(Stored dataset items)

Begin

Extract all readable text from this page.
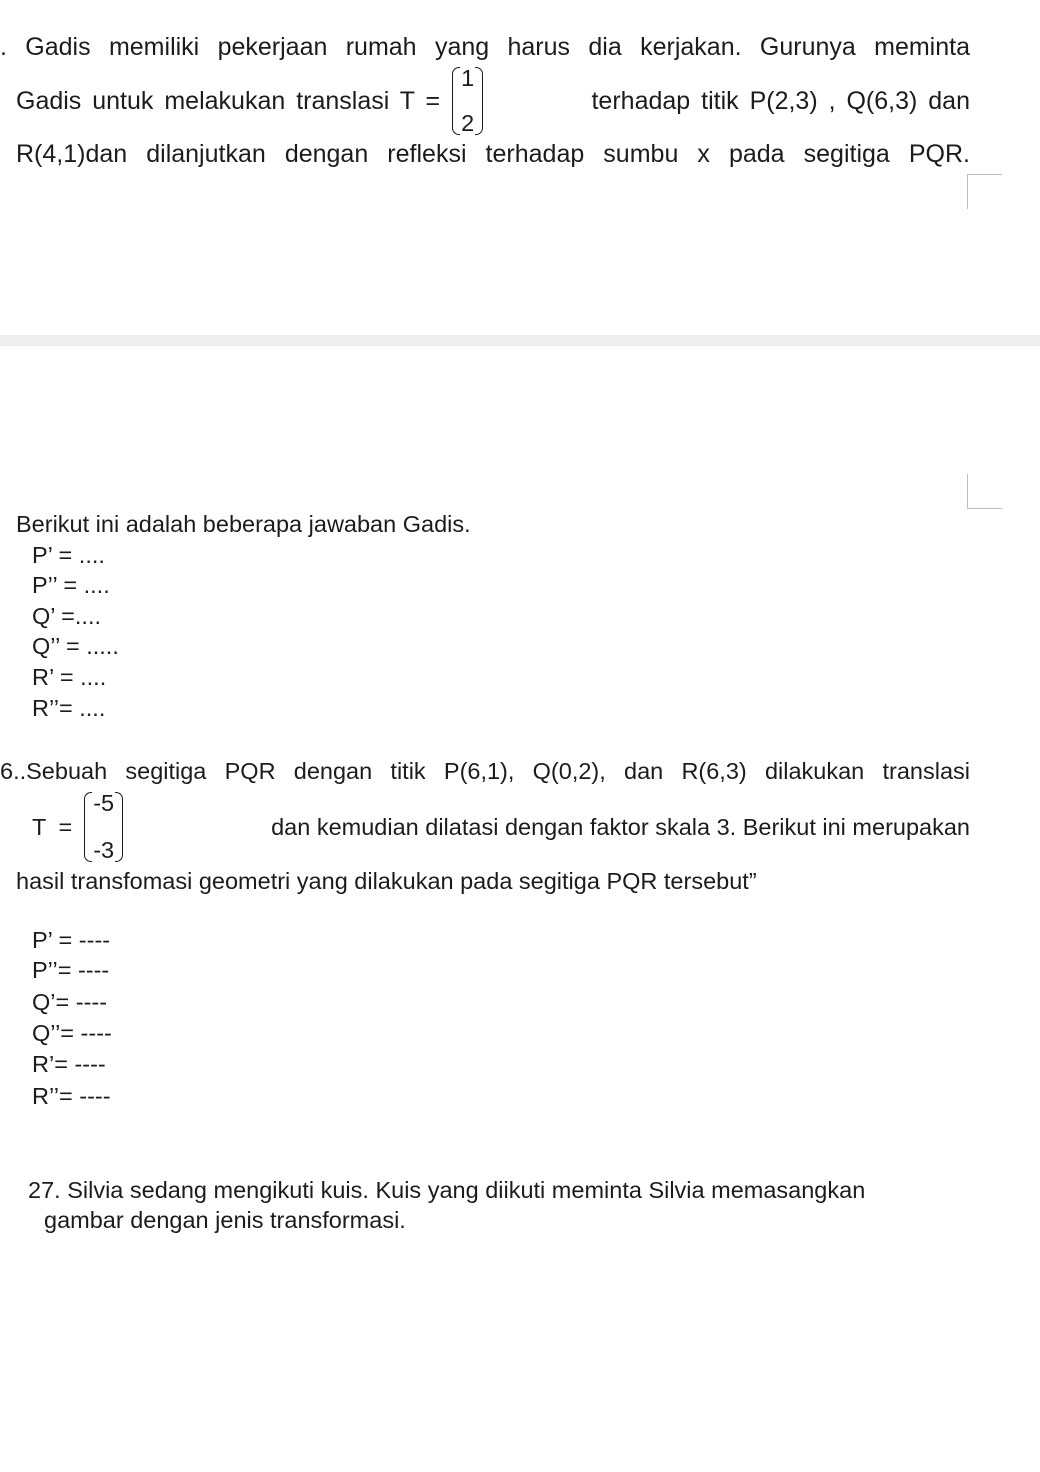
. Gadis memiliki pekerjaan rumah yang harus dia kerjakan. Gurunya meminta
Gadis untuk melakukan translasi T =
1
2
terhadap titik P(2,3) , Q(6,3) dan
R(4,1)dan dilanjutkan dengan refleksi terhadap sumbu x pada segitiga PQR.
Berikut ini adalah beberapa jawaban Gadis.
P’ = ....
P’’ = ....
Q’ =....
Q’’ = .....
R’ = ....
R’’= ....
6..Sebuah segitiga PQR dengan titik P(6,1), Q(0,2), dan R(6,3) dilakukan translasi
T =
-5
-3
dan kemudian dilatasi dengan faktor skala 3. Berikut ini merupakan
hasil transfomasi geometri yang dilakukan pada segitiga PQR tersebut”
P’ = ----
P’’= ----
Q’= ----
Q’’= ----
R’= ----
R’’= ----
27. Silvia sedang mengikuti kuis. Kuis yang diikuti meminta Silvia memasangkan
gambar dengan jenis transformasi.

End

## To be done
What you return should match the records above word for word, minus the pictures.

## Task response
Extract all readable text from this page.
. Gadis memiliki pekerjaan rumah yang harus dia kerjakan. Gurunya meminta
Gadis untuk melakukan translasi T =
1
2
terhadap titik P(2,3) , Q(6,3) dan
R(4,1)dan dilanjutkan dengan refleksi terhadap sumbu x pada segitiga PQR.
Berikut ini adalah beberapa jawaban Gadis.
P’ = ....
P’’ = ....
Q’ =....
Q’’ = .....
R’ = ....
R’’= ....
6..Sebuah segitiga PQR dengan titik P(6,1), Q(0,2), dan R(6,3) dilakukan translasi
T =
-5
-3
dan kemudian dilatasi dengan faktor skala 3. Berikut ini merupakan
hasil transfomasi geometri yang dilakukan pada segitiga PQR tersebut”
P’ = ----
P’’= ----
Q’= ----
Q’’= ----
R’= ----
R’’= ----
27. Silvia sedang mengikuti kuis. Kuis yang diikuti meminta Silvia memasangkan
gambar dengan jenis transformasi.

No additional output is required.